### EXERCISE TASK
Your task is to repeat the entries underneath exactly, minus the pictures.

-- START OF MATERIAL PROVIDED --

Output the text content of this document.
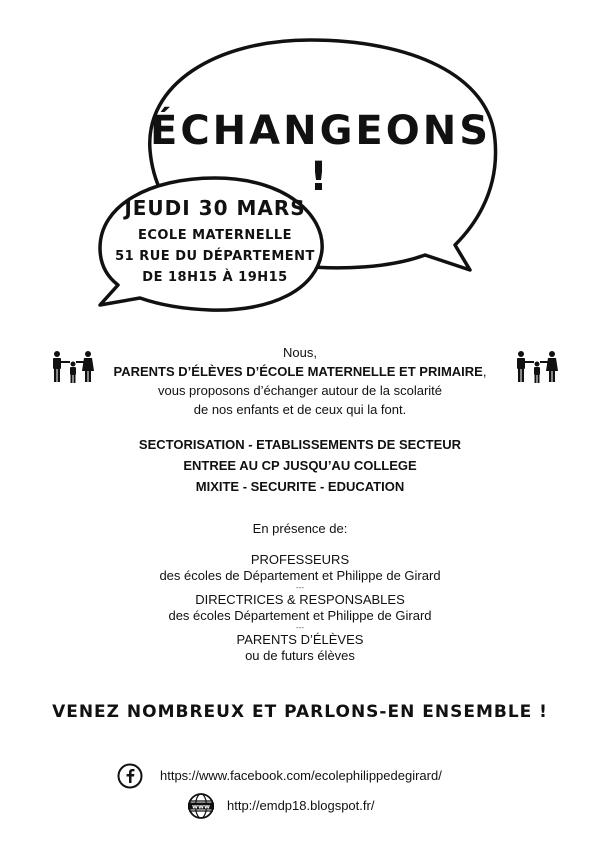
ÉCHANGEONS !
JEUDI 30 MARS
ECOLE MATERNELLE
51 RUE DU DÉPARTEMENT
DE 18H15 À 19H15
Nous,
PARENTS D’ÉLÈVES D’ÉCOLE MATERNELLE ET PRIMAIRE,
vous proposons d’échanger autour de la scolarité
de nos enfants et de ceux qui la font.
SECTORISATION - ETABLISSEMENTS DE SECTEUR
ENTREE AU CP JUSQU’AU COLLEGE
MIXITE - SECURITE - EDUCATION
En présence de:
PROFESSEURS
des écoles de Département et Philippe de Girard
---
DIRECTRICES & RESPONSABLES
des écoles Département et Philippe de Girard
---
PARENTS D’ÉLÈVES
ou de futurs élèves
VENEZ NOMBREUX ET PARLONS-EN ENSEMBLE !
https://www.facebook.com/ecolephilippedegirard/
www http://emdp18.blogspot.fr/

-- END OF MATERIAL PROVIDED --

### RESULT OF THIS EXERCISE
Output the text content of this document.
ÉCHANGEONS !
JEUDI 30 MARS
ECOLE MATERNELLE
51 RUE DU DÉPARTEMENT
DE 18H15 À 19H15
Nous,
PARENTS D’ÉLÈVES D’ÉCOLE MATERNELLE ET PRIMAIRE,
vous proposons d’échanger autour de la scolarité
de nos enfants et de ceux qui la font.
SECTORISATION - ETABLISSEMENTS DE SECTEUR
ENTREE AU CP JUSQU’AU COLLEGE
MIXITE - SECURITE - EDUCATION
En présence de:
PROFESSEURS
des écoles de Département et Philippe de Girard
---
DIRECTRICES & RESPONSABLES
des écoles Département et Philippe de Girard
---
PARENTS D’ÉLÈVES
ou de futurs élèves
VENEZ NOMBREUX ET PARLONS-EN ENSEMBLE !
https://www.facebook.com/ecolephilippedegirard/
www http://emdp18.blogspot.fr/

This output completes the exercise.